■ AIM OF THE TASK ■
Each record below should be output verbatim, without pictures.

(Some records)
————
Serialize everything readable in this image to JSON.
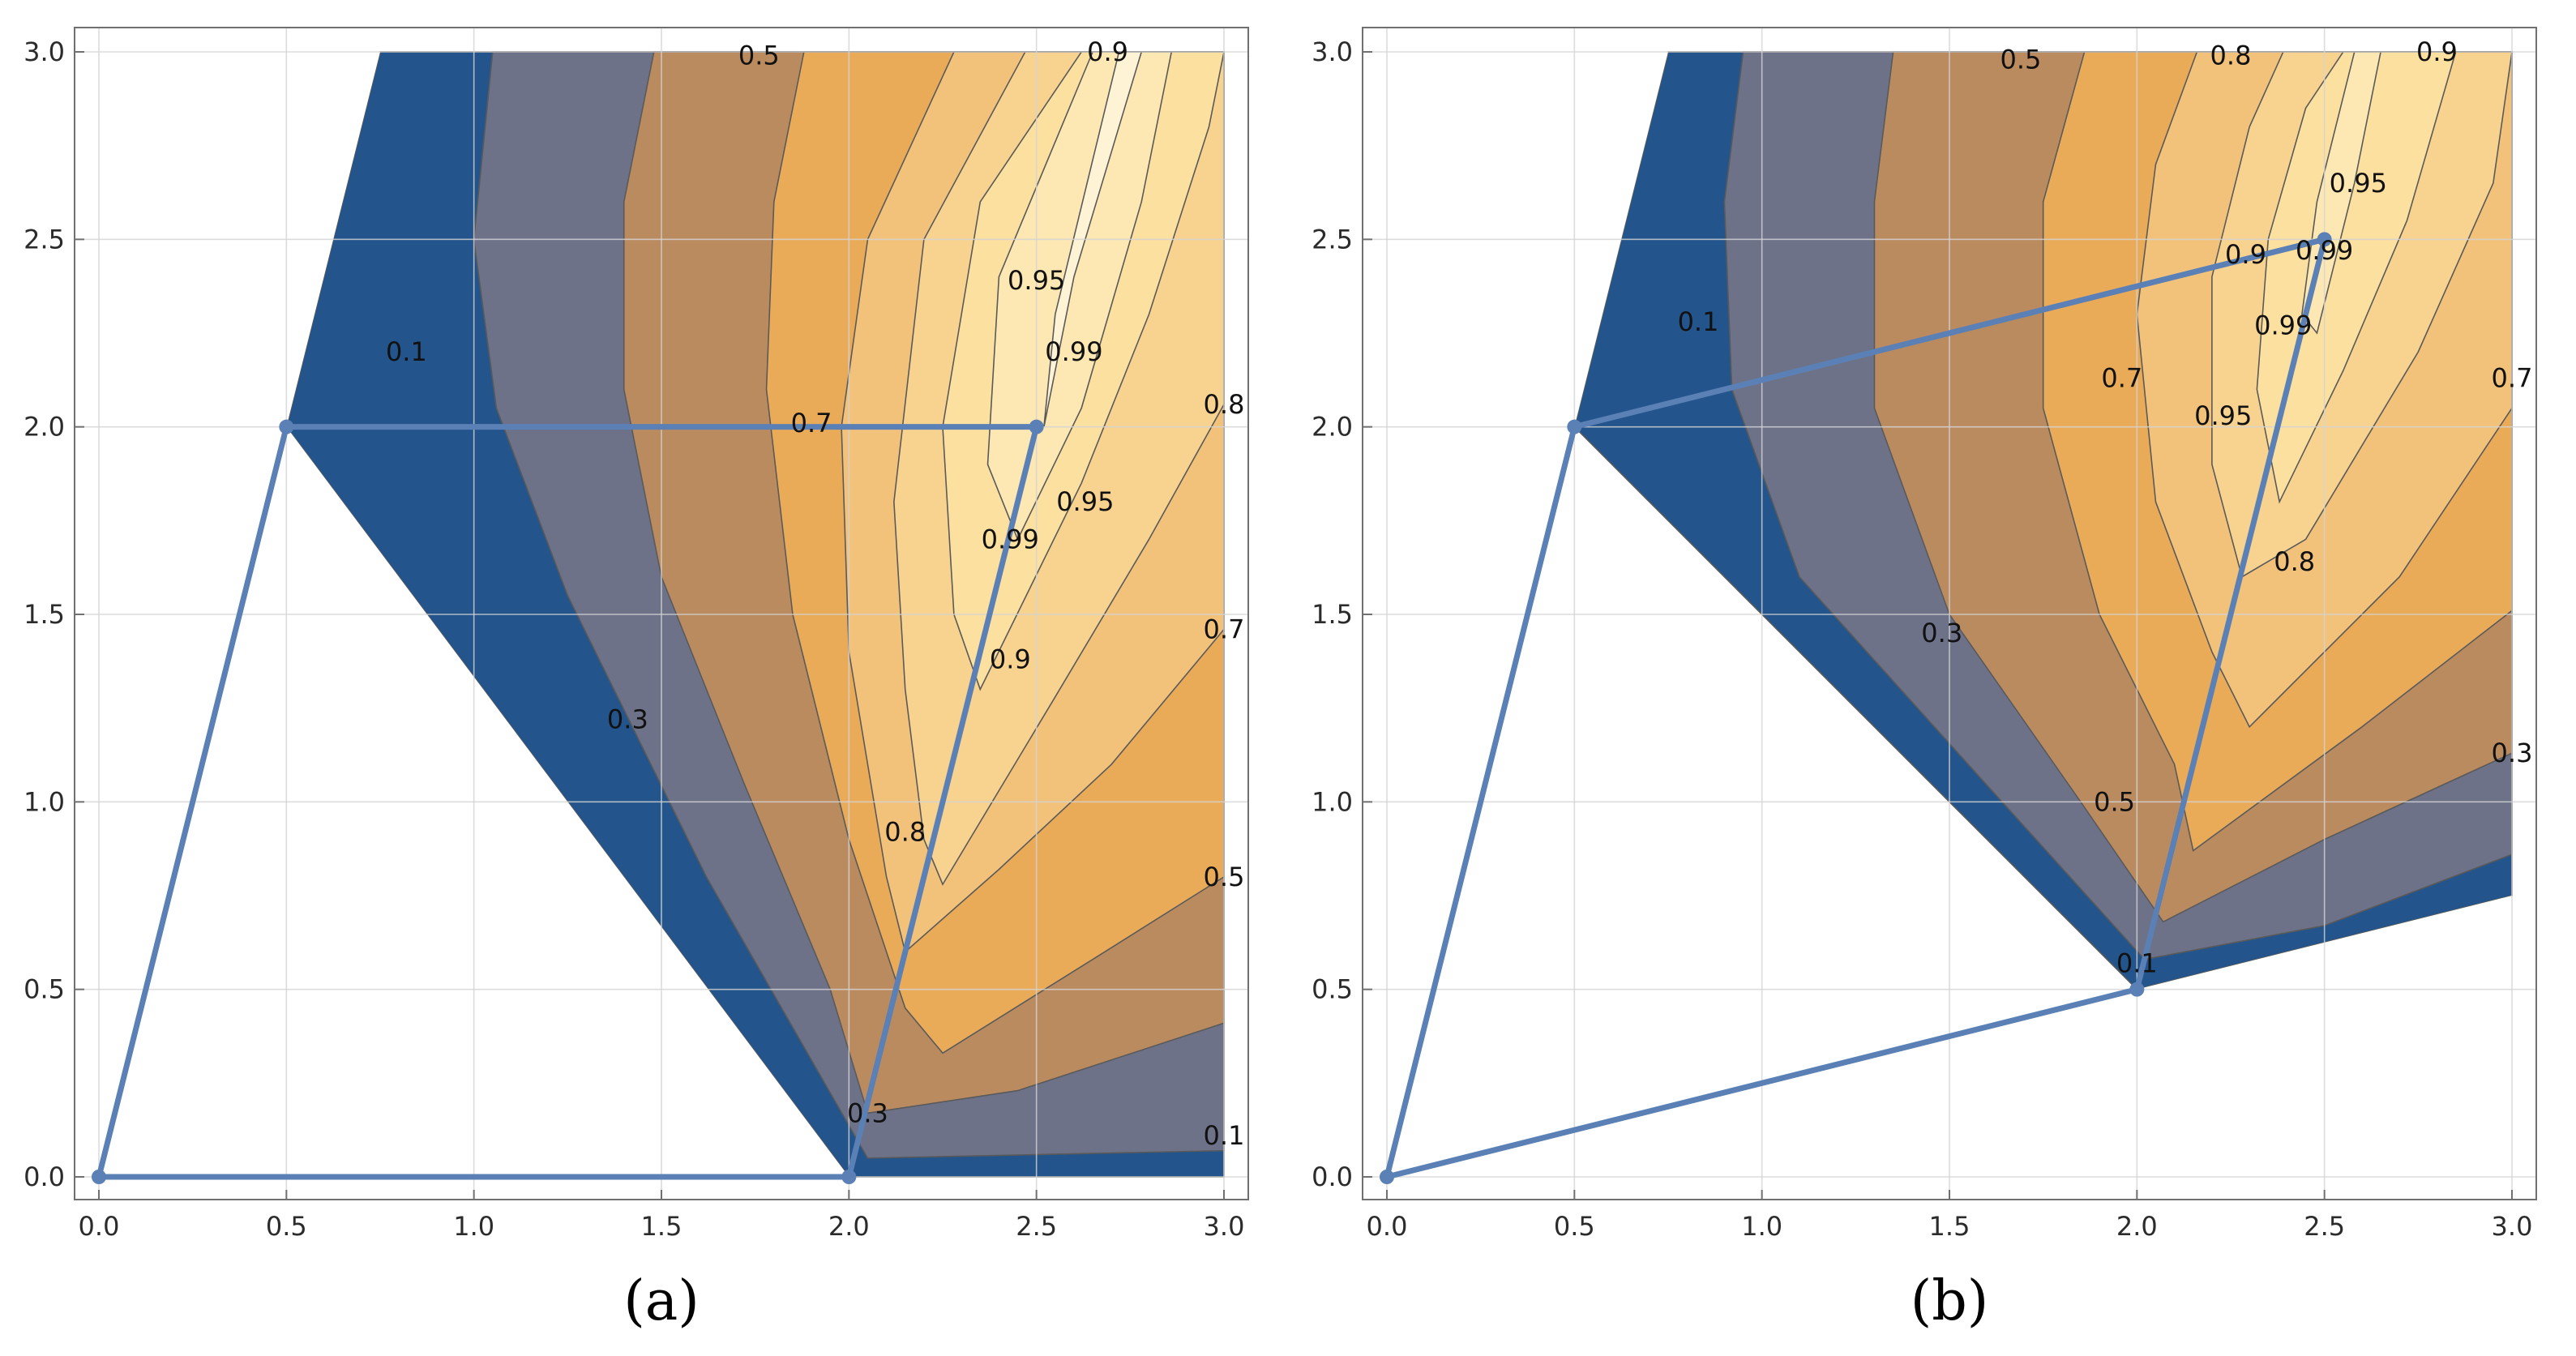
{
  "figure": {
    "panels": [
      "(a)",
      "(b)"
    ]
  },
  "colors": {
    "band_0_1": "#23558c",
    "band_1_3": "#6d7289",
    "band_3_5": "#bb8b60",
    "band_5_7": "#eaab59",
    "band_7_8": "#f2c27b",
    "band_8_9": "#f8d38f",
    "band_9_95": "#fce09f",
    "band_95_99": "#fde8b4",
    "band_99_100": "#fff3d6",
    "frame": "#707070",
    "grid": "#d4d4d4",
    "polygon": "#5b80b5"
  },
  "chart_data": [
    {
      "type": "contour",
      "panel": "(a)",
      "title": "",
      "xlabel": "",
      "ylabel": "",
      "xlim": [
        0,
        3
      ],
      "ylim": [
        0,
        3
      ],
      "xticks": [
        "0.0",
        "0.5",
        "1.0",
        "1.5",
        "2.0",
        "2.5",
        "3.0"
      ],
      "yticks": [
        "0.0",
        "0.5",
        "1.0",
        "1.5",
        "2.0",
        "2.5",
        "3.0"
      ],
      "grid": true,
      "polygon_vertices": [
        [
          0,
          0
        ],
        [
          0.5,
          2
        ],
        [
          2.5,
          2
        ],
        [
          2,
          0
        ]
      ],
      "polygon_edges": [
        [
          [
            0,
            0
          ],
          [
            0.5,
            2
          ]
        ],
        [
          [
            0.5,
            2
          ],
          [
            2.5,
            2
          ]
        ],
        [
          [
            0,
            0
          ],
          [
            2,
            0
          ]
        ],
        [
          [
            2,
            0
          ],
          [
            2.5,
            2
          ]
        ]
      ],
      "contour_levels": [
        "0.1",
        "0.3",
        "0.5",
        "0.7",
        "0.8",
        "0.9",
        "0.95",
        "0.99"
      ],
      "labels": [
        {
          "text": "0.1",
          "x": 0.82,
          "y": 2.2
        },
        {
          "text": "0.3",
          "x": 1.41,
          "y": 1.22
        },
        {
          "text": "0.5",
          "x": 1.76,
          "y": 2.99
        },
        {
          "text": "0.7",
          "x": 1.9,
          "y": 2.01
        },
        {
          "text": "0.8",
          "x": 2.15,
          "y": 0.92
        },
        {
          "text": "0.9",
          "x": 2.69,
          "y": 3.0
        },
        {
          "text": "0.95",
          "x": 2.5,
          "y": 2.39
        },
        {
          "text": "0.99",
          "x": 2.6,
          "y": 2.2
        },
        {
          "text": "0.95",
          "x": 2.63,
          "y": 1.8
        },
        {
          "text": "0.99",
          "x": 2.43,
          "y": 1.7
        },
        {
          "text": "0.9",
          "x": 2.43,
          "y": 1.38
        },
        {
          "text": "0.8",
          "x": 3.0,
          "y": 2.06
        },
        {
          "text": "0.7",
          "x": 3.0,
          "y": 1.46
        },
        {
          "text": "0.5",
          "x": 3.0,
          "y": 0.8
        },
        {
          "text": "0.3",
          "x": 2.05,
          "y": 0.17
        },
        {
          "text": "0.1",
          "x": 3.0,
          "y": 0.11
        }
      ]
    },
    {
      "type": "contour",
      "panel": "(b)",
      "title": "",
      "xlabel": "",
      "ylabel": "",
      "xlim": [
        0,
        3
      ],
      "ylim": [
        0,
        3
      ],
      "xticks": [
        "0.0",
        "0.5",
        "1.0",
        "1.5",
        "2.0",
        "2.5",
        "3.0"
      ],
      "yticks": [
        "0.0",
        "0.5",
        "1.0",
        "1.5",
        "2.0",
        "2.5",
        "3.0"
      ],
      "grid": true,
      "polygon_vertices": [
        [
          0,
          0
        ],
        [
          0.5,
          2
        ],
        [
          2.5,
          2.5
        ],
        [
          2,
          0.5
        ]
      ],
      "polygon_edges": [
        [
          [
            0,
            0
          ],
          [
            0.5,
            2
          ]
        ],
        [
          [
            0.5,
            2
          ],
          [
            2.5,
            2.5
          ]
        ],
        [
          [
            0,
            0
          ],
          [
            2,
            0.5
          ]
        ],
        [
          [
            2,
            0.5
          ],
          [
            2.5,
            2.5
          ]
        ]
      ],
      "contour_levels": [
        "0.1",
        "0.3",
        "0.5",
        "0.7",
        "0.8",
        "0.9",
        "0.95",
        "0.99"
      ],
      "labels": [
        {
          "text": "0.1",
          "x": 0.83,
          "y": 2.28
        },
        {
          "text": "0.3",
          "x": 1.48,
          "y": 1.45
        },
        {
          "text": "0.5",
          "x": 1.69,
          "y": 2.98
        },
        {
          "text": "0.8",
          "x": 2.25,
          "y": 2.99
        },
        {
          "text": "0.9",
          "x": 2.8,
          "y": 3.0
        },
        {
          "text": "0.95",
          "x": 2.59,
          "y": 2.65
        },
        {
          "text": "0.9",
          "x": 2.29,
          "y": 2.46
        },
        {
          "text": "0.99",
          "x": 2.5,
          "y": 2.47
        },
        {
          "text": "0.99",
          "x": 2.39,
          "y": 2.27
        },
        {
          "text": "0.7",
          "x": 1.96,
          "y": 2.13
        },
        {
          "text": "0.95",
          "x": 2.23,
          "y": 2.03
        },
        {
          "text": "0.7",
          "x": 3.0,
          "y": 2.13
        },
        {
          "text": "0.8",
          "x": 2.42,
          "y": 1.64
        },
        {
          "text": "0.3",
          "x": 3.0,
          "y": 1.13
        },
        {
          "text": "0.5",
          "x": 1.94,
          "y": 1.0
        },
        {
          "text": "0.1",
          "x": 2.0,
          "y": 0.57
        }
      ]
    }
  ]
}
————
■ CORRECT RESPONSE ■
Serialize everything readable in this image to JSON.
{
  "figure": {
    "panels": [
      "(a)",
      "(b)"
    ]
  },
  "colors": {
    "band_0_1": "#23558c",
    "band_1_3": "#6d7289",
    "band_3_5": "#bb8b60",
    "band_5_7": "#eaab59",
    "band_7_8": "#f2c27b",
    "band_8_9": "#f8d38f",
    "band_9_95": "#fce09f",
    "band_95_99": "#fde8b4",
    "band_99_100": "#fff3d6",
    "frame": "#707070",
    "grid": "#d4d4d4",
    "polygon": "#5b80b5"
  },
  "chart_data": [
    {
      "type": "contour",
      "panel": "(a)",
      "title": "",
      "xlabel": "",
      "ylabel": "",
      "xlim": [
        0,
        3
      ],
      "ylim": [
        0,
        3
      ],
      "xticks": [
        "0.0",
        "0.5",
        "1.0",
        "1.5",
        "2.0",
        "2.5",
        "3.0"
      ],
      "yticks": [
        "0.0",
        "0.5",
        "1.0",
        "1.5",
        "2.0",
        "2.5",
        "3.0"
      ],
      "grid": true,
      "polygon_vertices": [
        [
          0,
          0
        ],
        [
          0.5,
          2
        ],
        [
          2.5,
          2
        ],
        [
          2,
          0
        ]
      ],
      "polygon_edges": [
        [
          [
            0,
            0
          ],
          [
            0.5,
            2
          ]
        ],
        [
          [
            0.5,
            2
          ],
          [
            2.5,
            2
          ]
        ],
        [
          [
            0,
            0
          ],
          [
            2,
            0
          ]
        ],
        [
          [
            2,
            0
          ],
          [
            2.5,
            2
          ]
        ]
      ],
      "contour_levels": [
        "0.1",
        "0.3",
        "0.5",
        "0.7",
        "0.8",
        "0.9",
        "0.95",
        "0.99"
      ],
      "labels": [
        {
          "text": "0.1",
          "x": 0.82,
          "y": 2.2
        },
        {
          "text": "0.3",
          "x": 1.41,
          "y": 1.22
        },
        {
          "text": "0.5",
          "x": 1.76,
          "y": 2.99
        },
        {
          "text": "0.7",
          "x": 1.9,
          "y": 2.01
        },
        {
          "text": "0.8",
          "x": 2.15,
          "y": 0.92
        },
        {
          "text": "0.9",
          "x": 2.69,
          "y": 3.0
        },
        {
          "text": "0.95",
          "x": 2.5,
          "y": 2.39
        },
        {
          "text": "0.99",
          "x": 2.6,
          "y": 2.2
        },
        {
          "text": "0.95",
          "x": 2.63,
          "y": 1.8
        },
        {
          "text": "0.99",
          "x": 2.43,
          "y": 1.7
        },
        {
          "text": "0.9",
          "x": 2.43,
          "y": 1.38
        },
        {
          "text": "0.8",
          "x": 3.0,
          "y": 2.06
        },
        {
          "text": "0.7",
          "x": 3.0,
          "y": 1.46
        },
        {
          "text": "0.5",
          "x": 3.0,
          "y": 0.8
        },
        {
          "text": "0.3",
          "x": 2.05,
          "y": 0.17
        },
        {
          "text": "0.1",
          "x": 3.0,
          "y": 0.11
        }
      ]
    },
    {
      "type": "contour",
      "panel": "(b)",
      "title": "",
      "xlabel": "",
      "ylabel": "",
      "xlim": [
        0,
        3
      ],
      "ylim": [
        0,
        3
      ],
      "xticks": [
        "0.0",
        "0.5",
        "1.0",
        "1.5",
        "2.0",
        "2.5",
        "3.0"
      ],
      "yticks": [
        "0.0",
        "0.5",
        "1.0",
        "1.5",
        "2.0",
        "2.5",
        "3.0"
      ],
      "grid": true,
      "polygon_vertices": [
        [
          0,
          0
        ],
        [
          0.5,
          2
        ],
        [
          2.5,
          2.5
        ],
        [
          2,
          0.5
        ]
      ],
      "polygon_edges": [
        [
          [
            0,
            0
          ],
          [
            0.5,
            2
          ]
        ],
        [
          [
            0.5,
            2
          ],
          [
            2.5,
            2.5
          ]
        ],
        [
          [
            0,
            0
          ],
          [
            2,
            0.5
          ]
        ],
        [
          [
            2,
            0.5
          ],
          [
            2.5,
            2.5
          ]
        ]
      ],
      "contour_levels": [
        "0.1",
        "0.3",
        "0.5",
        "0.7",
        "0.8",
        "0.9",
        "0.95",
        "0.99"
      ],
      "labels": [
        {
          "text": "0.1",
          "x": 0.83,
          "y": 2.28
        },
        {
          "text": "0.3",
          "x": 1.48,
          "y": 1.45
        },
        {
          "text": "0.5",
          "x": 1.69,
          "y": 2.98
        },
        {
          "text": "0.8",
          "x": 2.25,
          "y": 2.99
        },
        {
          "text": "0.9",
          "x": 2.8,
          "y": 3.0
        },
        {
          "text": "0.95",
          "x": 2.59,
          "y": 2.65
        },
        {
          "text": "0.9",
          "x": 2.29,
          "y": 2.46
        },
        {
          "text": "0.99",
          "x": 2.5,
          "y": 2.47
        },
        {
          "text": "0.99",
          "x": 2.39,
          "y": 2.27
        },
        {
          "text": "0.7",
          "x": 1.96,
          "y": 2.13
        },
        {
          "text": "0.95",
          "x": 2.23,
          "y": 2.03
        },
        {
          "text": "0.7",
          "x": 3.0,
          "y": 2.13
        },
        {
          "text": "0.8",
          "x": 2.42,
          "y": 1.64
        },
        {
          "text": "0.3",
          "x": 3.0,
          "y": 1.13
        },
        {
          "text": "0.5",
          "x": 1.94,
          "y": 1.0
        },
        {
          "text": "0.1",
          "x": 2.0,
          "y": 0.57
        }
      ]
    }
  ]
}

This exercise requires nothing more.